**Task goal:** In the data that follows, count the lines in which the word "label" occurs, and report that figure alone.

Records that describe figures:
— start —
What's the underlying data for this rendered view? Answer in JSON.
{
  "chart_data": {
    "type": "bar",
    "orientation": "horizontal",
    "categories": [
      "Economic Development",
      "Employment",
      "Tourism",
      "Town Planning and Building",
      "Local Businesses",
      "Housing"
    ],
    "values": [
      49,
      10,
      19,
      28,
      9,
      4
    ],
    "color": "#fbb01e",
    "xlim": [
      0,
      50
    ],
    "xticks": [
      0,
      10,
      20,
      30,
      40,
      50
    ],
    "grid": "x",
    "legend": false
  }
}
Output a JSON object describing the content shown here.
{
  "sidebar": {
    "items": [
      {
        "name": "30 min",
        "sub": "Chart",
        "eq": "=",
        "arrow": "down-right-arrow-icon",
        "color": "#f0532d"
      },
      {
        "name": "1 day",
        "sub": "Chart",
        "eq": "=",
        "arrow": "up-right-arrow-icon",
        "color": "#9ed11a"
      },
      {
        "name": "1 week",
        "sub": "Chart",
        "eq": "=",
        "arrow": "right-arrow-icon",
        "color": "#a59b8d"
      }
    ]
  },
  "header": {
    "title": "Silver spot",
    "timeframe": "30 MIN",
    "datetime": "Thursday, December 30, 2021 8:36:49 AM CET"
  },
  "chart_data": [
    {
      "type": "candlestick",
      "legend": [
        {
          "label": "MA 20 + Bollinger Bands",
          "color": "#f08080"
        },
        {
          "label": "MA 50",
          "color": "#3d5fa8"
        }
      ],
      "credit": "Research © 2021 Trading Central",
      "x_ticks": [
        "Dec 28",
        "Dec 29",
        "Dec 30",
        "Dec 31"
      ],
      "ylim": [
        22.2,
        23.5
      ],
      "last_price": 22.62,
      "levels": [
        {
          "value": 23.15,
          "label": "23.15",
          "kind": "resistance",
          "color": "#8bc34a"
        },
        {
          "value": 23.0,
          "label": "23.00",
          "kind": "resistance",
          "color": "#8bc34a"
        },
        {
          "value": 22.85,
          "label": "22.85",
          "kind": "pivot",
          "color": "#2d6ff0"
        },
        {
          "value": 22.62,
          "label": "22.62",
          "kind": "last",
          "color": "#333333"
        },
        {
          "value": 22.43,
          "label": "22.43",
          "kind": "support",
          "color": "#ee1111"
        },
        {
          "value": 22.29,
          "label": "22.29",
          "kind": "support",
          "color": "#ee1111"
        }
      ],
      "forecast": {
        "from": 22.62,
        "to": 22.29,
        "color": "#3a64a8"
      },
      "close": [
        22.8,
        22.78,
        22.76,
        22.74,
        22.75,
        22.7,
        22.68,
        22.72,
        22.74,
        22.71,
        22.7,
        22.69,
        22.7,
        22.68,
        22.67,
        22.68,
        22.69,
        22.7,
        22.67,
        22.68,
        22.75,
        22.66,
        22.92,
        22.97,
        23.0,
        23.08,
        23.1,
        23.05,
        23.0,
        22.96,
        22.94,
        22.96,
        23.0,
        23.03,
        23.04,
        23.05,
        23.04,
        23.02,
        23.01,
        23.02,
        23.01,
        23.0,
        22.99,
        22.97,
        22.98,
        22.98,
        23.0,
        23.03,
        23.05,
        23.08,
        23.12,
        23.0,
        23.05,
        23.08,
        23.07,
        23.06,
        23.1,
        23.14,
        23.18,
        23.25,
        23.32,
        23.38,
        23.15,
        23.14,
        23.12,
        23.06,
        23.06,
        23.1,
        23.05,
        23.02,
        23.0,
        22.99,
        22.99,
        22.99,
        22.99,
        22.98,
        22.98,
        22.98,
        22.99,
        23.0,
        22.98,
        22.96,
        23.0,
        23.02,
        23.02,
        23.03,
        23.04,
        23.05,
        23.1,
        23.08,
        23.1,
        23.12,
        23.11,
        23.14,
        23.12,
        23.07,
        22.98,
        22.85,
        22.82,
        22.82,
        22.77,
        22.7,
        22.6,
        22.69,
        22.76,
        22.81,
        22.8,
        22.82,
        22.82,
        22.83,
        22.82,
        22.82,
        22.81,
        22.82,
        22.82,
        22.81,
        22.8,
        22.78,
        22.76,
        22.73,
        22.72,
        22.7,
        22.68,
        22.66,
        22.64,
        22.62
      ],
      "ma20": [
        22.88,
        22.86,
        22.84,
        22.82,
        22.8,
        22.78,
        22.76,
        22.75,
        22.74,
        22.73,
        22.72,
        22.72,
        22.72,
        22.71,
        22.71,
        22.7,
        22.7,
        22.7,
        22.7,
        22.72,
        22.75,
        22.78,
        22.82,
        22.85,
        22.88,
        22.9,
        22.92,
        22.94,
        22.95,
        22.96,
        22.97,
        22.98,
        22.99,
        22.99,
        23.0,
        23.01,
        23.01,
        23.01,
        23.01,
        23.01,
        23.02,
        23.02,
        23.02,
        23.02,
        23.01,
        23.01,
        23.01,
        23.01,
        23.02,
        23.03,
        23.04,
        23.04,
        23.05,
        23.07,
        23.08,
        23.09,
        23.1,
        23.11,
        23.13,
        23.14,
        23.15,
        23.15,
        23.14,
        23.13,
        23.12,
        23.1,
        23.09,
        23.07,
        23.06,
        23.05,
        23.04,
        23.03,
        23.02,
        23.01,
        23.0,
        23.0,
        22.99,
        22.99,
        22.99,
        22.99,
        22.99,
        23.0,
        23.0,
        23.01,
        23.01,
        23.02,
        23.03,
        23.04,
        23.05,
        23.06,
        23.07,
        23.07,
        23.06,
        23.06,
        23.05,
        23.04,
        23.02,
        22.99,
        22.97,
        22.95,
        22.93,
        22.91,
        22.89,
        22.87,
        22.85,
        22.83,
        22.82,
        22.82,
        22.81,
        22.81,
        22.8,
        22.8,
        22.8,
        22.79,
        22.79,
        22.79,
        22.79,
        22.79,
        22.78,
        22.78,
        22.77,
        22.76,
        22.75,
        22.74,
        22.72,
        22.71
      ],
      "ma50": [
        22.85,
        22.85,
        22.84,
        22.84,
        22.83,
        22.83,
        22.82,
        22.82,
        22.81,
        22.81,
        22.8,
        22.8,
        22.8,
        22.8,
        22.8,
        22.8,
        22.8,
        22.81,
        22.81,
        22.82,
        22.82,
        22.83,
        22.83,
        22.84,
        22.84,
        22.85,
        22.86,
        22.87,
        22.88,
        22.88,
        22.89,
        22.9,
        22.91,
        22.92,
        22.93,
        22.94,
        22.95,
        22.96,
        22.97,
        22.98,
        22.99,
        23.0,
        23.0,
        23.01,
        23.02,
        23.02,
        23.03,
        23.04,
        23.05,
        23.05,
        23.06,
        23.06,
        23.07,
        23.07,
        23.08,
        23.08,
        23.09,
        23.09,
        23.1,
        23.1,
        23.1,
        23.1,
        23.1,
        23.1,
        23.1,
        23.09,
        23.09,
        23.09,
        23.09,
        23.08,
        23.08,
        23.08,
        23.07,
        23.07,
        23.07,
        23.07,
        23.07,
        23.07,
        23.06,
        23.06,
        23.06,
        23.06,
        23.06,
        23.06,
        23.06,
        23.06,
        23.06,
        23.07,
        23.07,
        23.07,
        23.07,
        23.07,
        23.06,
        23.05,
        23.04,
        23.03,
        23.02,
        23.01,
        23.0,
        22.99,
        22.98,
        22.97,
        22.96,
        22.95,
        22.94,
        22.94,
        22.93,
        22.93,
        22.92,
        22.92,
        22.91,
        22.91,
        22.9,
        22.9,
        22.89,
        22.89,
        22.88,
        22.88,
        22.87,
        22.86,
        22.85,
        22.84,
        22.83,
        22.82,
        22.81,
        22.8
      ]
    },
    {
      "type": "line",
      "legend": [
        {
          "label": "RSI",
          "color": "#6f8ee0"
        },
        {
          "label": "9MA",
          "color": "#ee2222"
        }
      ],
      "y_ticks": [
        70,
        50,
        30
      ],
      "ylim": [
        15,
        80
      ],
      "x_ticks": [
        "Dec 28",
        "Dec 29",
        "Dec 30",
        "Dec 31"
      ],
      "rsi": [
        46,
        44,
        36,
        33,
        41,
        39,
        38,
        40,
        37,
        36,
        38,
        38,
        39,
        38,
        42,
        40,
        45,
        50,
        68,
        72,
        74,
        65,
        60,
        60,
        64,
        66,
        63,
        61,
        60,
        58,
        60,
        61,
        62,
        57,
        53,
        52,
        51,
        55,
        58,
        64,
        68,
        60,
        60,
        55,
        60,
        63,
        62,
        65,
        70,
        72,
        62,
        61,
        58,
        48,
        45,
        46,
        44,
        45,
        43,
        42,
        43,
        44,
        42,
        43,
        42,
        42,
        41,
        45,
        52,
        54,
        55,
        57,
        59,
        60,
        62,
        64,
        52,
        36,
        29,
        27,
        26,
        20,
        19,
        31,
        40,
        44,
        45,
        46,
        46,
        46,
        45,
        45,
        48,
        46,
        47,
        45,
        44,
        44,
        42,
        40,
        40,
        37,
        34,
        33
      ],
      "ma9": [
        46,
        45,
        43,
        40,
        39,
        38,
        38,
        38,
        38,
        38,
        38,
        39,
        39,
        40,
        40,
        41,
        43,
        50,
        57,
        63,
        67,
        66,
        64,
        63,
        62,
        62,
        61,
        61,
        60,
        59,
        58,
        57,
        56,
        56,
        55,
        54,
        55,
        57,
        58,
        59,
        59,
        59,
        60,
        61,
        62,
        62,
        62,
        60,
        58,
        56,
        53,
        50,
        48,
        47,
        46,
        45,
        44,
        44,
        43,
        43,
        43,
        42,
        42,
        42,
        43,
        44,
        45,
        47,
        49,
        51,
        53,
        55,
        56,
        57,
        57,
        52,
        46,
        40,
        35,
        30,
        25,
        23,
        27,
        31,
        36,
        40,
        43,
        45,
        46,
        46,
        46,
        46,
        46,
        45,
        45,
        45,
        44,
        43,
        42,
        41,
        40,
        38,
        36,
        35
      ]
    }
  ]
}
— end —
**Output for this exercise:** 10